— START OF WORKING DATA —
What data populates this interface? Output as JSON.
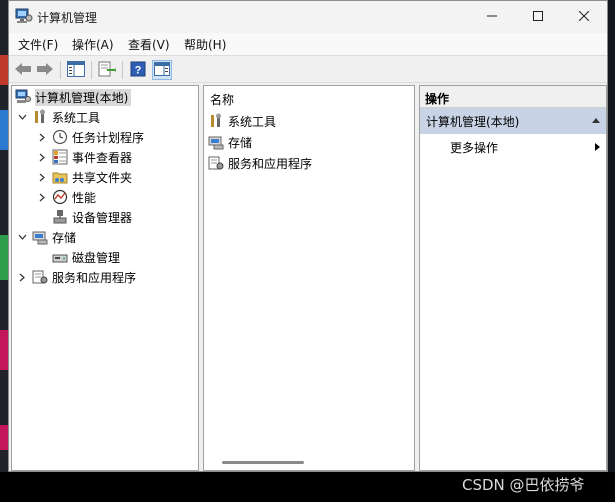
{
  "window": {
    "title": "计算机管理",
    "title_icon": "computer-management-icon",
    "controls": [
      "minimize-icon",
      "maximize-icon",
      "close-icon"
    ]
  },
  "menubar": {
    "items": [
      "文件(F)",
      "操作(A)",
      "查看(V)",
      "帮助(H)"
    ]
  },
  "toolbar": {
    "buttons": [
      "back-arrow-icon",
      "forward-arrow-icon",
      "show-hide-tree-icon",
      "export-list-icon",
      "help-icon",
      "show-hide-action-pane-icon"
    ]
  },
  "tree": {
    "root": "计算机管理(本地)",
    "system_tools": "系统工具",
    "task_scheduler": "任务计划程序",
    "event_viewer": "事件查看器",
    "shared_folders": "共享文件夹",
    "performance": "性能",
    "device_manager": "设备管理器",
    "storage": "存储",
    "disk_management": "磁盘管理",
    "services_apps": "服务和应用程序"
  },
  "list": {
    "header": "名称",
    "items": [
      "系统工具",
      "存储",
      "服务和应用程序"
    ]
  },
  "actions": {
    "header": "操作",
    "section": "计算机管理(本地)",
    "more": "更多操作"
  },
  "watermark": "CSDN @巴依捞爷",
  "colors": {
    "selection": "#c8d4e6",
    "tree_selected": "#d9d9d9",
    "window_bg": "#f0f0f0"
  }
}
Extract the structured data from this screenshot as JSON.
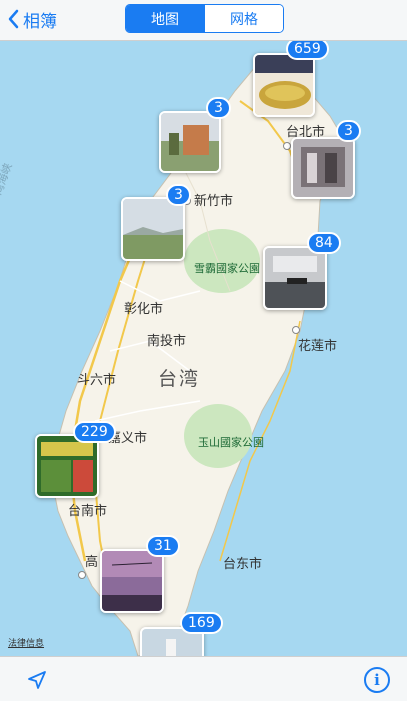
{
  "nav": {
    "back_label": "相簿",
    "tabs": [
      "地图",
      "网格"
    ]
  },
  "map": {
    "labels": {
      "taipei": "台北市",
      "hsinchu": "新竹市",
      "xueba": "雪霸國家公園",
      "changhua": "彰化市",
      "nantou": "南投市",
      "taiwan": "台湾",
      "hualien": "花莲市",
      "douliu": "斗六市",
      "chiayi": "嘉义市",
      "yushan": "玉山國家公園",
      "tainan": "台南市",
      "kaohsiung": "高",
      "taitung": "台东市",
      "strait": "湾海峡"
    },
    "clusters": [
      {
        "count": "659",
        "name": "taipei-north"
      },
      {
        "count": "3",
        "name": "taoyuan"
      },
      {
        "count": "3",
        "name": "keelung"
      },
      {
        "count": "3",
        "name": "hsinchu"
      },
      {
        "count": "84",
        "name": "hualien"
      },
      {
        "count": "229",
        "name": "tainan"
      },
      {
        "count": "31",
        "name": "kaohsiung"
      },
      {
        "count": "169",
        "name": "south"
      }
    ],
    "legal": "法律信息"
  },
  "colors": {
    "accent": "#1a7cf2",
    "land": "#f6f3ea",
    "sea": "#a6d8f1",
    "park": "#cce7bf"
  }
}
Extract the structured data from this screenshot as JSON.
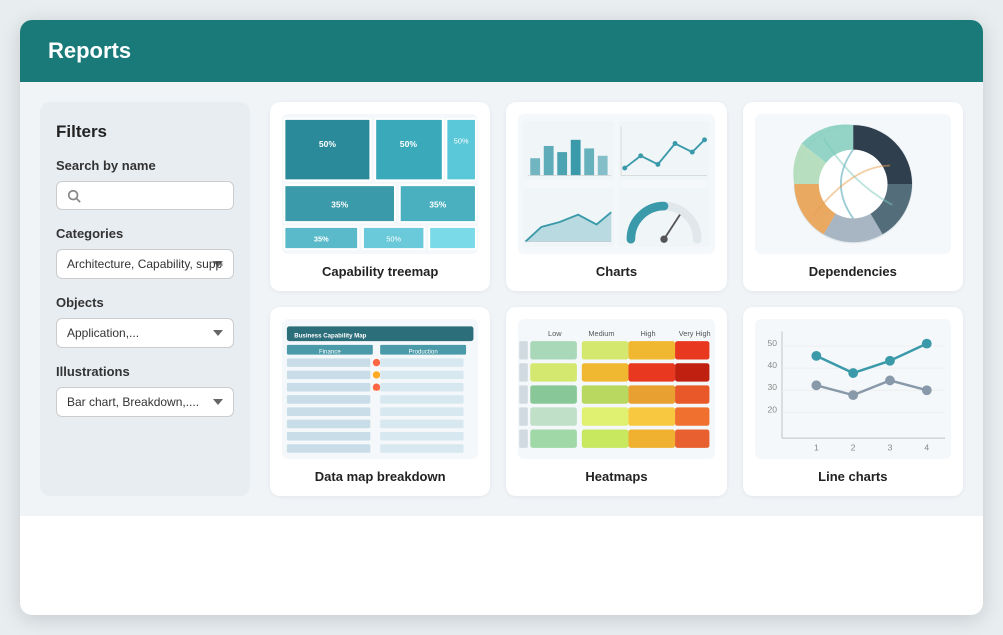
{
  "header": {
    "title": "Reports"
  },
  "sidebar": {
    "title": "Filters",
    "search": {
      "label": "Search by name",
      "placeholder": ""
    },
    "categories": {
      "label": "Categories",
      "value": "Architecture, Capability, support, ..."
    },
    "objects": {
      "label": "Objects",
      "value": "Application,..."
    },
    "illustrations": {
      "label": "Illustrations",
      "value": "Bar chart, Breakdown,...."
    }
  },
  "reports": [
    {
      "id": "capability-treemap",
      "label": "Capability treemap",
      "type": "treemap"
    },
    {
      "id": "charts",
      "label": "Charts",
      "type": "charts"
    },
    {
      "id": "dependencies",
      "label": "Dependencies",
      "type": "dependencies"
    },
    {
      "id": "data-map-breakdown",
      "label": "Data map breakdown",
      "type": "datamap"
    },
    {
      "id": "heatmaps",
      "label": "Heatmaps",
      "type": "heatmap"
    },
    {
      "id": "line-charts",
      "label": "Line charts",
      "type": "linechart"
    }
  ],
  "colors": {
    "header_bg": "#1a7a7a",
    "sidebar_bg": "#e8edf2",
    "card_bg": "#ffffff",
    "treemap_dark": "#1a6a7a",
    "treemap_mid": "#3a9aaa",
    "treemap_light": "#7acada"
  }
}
— END OF WORKING DATA —
_PROBLEM DETAILS_:
Find each line in the records holding the string "value" and show it.

_WRITTEN SOLUTION_:
      "value": "Architecture, Capability, support, ..."
      "value": "Application,..."
      "value": "Bar chart, Breakdown,...."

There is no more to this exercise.